## Aim:
From the entries below, pull out each line where "случаях" appears.

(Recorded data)
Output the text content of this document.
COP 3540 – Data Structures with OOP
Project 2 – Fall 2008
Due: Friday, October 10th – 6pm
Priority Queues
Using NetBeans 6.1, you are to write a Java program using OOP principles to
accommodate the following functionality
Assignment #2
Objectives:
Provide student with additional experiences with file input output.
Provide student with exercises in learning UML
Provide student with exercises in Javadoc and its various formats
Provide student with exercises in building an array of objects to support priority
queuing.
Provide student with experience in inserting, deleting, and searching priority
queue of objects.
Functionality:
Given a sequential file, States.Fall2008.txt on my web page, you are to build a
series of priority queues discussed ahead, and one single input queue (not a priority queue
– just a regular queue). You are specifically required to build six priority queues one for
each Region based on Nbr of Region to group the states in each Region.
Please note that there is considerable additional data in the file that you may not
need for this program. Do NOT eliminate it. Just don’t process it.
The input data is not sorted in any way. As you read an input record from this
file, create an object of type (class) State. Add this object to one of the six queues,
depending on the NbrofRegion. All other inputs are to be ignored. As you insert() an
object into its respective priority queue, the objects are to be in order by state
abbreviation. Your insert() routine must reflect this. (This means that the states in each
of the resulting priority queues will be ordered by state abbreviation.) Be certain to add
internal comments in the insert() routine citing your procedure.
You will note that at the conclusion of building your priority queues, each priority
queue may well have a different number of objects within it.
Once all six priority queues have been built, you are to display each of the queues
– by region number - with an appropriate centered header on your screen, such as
---
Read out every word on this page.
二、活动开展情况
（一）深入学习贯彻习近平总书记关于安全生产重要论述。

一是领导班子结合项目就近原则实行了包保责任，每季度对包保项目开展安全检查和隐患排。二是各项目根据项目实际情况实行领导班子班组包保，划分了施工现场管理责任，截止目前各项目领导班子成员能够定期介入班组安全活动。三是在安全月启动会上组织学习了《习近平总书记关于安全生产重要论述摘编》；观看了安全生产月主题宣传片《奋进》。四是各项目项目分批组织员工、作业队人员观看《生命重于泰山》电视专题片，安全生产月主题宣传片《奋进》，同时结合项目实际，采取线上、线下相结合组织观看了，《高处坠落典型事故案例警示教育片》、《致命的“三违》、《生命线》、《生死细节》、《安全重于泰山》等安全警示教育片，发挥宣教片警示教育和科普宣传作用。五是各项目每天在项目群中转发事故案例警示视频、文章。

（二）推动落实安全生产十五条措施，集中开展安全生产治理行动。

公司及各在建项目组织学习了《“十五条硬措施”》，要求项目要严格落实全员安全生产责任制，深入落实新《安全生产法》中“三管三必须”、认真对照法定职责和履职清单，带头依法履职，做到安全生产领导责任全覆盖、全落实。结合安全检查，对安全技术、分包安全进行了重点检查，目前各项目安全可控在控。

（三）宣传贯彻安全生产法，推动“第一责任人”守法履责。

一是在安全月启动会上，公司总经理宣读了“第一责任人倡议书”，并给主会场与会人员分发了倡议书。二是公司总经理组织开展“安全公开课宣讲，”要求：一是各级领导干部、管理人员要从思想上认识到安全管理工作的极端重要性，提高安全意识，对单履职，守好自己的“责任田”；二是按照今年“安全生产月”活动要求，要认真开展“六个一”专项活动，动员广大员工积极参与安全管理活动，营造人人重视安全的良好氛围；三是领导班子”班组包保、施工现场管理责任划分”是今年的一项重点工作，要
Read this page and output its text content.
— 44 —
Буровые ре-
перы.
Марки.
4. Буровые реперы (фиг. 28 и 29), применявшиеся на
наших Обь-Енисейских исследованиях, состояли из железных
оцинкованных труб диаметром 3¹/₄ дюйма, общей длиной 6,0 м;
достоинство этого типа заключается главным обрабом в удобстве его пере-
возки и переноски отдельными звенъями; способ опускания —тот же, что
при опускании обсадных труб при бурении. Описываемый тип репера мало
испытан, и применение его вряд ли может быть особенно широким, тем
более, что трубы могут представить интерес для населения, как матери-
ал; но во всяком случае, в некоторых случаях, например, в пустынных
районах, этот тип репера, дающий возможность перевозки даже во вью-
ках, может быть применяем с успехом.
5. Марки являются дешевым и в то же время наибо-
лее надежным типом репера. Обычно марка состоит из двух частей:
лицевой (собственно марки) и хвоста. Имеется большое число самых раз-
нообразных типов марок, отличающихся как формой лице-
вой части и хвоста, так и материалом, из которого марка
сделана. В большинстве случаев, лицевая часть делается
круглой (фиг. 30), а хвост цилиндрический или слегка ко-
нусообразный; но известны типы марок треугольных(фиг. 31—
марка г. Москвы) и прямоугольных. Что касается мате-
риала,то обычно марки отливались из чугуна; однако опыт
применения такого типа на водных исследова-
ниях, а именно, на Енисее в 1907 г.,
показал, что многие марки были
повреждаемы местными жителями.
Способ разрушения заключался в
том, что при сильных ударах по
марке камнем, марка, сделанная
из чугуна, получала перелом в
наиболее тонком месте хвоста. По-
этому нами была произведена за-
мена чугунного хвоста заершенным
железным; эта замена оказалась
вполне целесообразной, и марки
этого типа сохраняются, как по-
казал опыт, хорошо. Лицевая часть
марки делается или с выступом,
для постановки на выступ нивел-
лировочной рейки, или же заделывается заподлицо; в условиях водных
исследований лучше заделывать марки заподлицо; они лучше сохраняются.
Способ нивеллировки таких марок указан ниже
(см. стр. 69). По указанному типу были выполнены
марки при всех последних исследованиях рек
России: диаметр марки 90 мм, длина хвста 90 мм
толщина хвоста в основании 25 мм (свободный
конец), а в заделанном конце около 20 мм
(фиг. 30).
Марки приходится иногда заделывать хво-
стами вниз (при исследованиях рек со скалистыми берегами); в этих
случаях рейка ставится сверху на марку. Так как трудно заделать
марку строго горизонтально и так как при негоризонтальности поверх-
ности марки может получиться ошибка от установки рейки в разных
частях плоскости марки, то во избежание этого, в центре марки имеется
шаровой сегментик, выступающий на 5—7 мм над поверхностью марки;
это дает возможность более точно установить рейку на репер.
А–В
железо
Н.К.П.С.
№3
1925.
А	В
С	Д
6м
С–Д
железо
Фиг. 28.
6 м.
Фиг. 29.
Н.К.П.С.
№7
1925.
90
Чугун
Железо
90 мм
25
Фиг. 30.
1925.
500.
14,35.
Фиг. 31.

## Written response:
ал; но во всяком случае, в некоторых случаях, например, в пустынных
случаях рейка ставится сверху на марку. Так как трудно заделать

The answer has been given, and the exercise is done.